PROVIDED DATA:
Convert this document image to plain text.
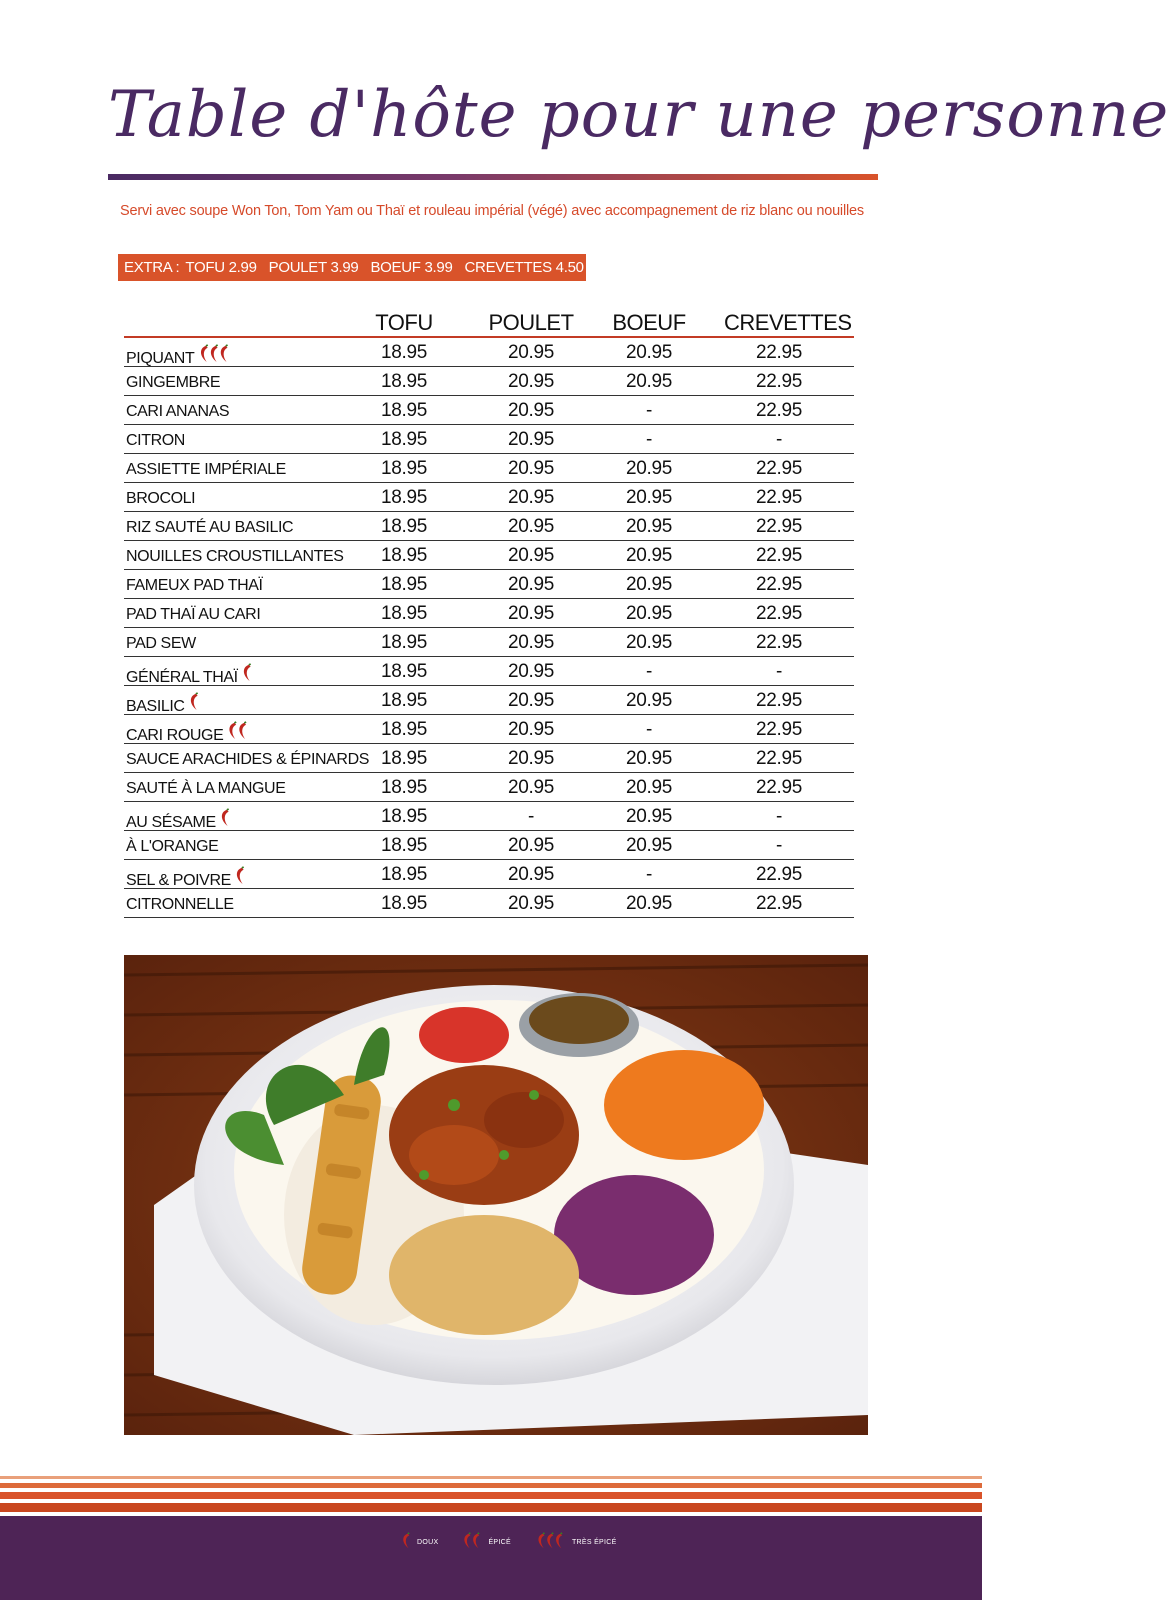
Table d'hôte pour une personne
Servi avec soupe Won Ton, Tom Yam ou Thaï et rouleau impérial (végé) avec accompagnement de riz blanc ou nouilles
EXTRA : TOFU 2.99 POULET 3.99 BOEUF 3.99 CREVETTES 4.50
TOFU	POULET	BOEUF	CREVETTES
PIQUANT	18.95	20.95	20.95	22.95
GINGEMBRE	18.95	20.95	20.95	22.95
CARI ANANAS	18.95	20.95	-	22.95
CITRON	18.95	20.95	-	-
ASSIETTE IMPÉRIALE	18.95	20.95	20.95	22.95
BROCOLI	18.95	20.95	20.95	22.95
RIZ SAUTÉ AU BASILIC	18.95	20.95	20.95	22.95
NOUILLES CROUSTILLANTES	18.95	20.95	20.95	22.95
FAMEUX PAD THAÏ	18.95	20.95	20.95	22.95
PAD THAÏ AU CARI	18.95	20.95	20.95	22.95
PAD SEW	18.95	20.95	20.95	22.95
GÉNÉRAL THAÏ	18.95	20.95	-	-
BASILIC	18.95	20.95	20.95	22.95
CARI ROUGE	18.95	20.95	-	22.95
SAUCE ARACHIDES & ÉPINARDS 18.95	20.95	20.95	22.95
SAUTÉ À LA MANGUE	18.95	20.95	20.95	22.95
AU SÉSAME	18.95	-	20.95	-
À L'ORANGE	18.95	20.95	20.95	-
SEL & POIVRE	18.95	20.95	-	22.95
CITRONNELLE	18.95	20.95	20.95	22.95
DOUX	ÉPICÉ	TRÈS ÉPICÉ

AIM OF THE EXERCISE:
Reproduce the full listing above verbatim, with no pictures included.

SOLUTION:
Convert this document image to plain text.
Table d'hôte pour une personne
Servi avec soupe Won Ton, Tom Yam ou Thaï et rouleau impérial (végé) avec accompagnement de riz blanc ou nouilles
EXTRA : TOFU 2.99 POULET 3.99 BOEUF 3.99 CREVETTES 4.50
TOFU	POULET	BOEUF	CREVETTES
PIQUANT	18.95	20.95	20.95	22.95
GINGEMBRE	18.95	20.95	20.95	22.95
CARI ANANAS	18.95	20.95	-	22.95
CITRON	18.95	20.95	-	-
ASSIETTE IMPÉRIALE	18.95	20.95	20.95	22.95
BROCOLI	18.95	20.95	20.95	22.95
RIZ SAUTÉ AU BASILIC	18.95	20.95	20.95	22.95
NOUILLES CROUSTILLANTES	18.95	20.95	20.95	22.95
FAMEUX PAD THAÏ	18.95	20.95	20.95	22.95
PAD THAÏ AU CARI	18.95	20.95	20.95	22.95
PAD SEW	18.95	20.95	20.95	22.95
GÉNÉRAL THAÏ	18.95	20.95	-	-
BASILIC	18.95	20.95	20.95	22.95
CARI ROUGE	18.95	20.95	-	22.95
SAUCE ARACHIDES & ÉPINARDS 18.95	20.95	20.95	22.95
SAUTÉ À LA MANGUE	18.95	20.95	20.95	22.95
AU SÉSAME	18.95	-	20.95	-
À L'ORANGE	18.95	20.95	20.95	-
SEL & POIVRE	18.95	20.95	-	22.95
CITRONNELLE	18.95	20.95	20.95	22.95
DOUX	ÉPICÉ	TRÈS ÉPICÉ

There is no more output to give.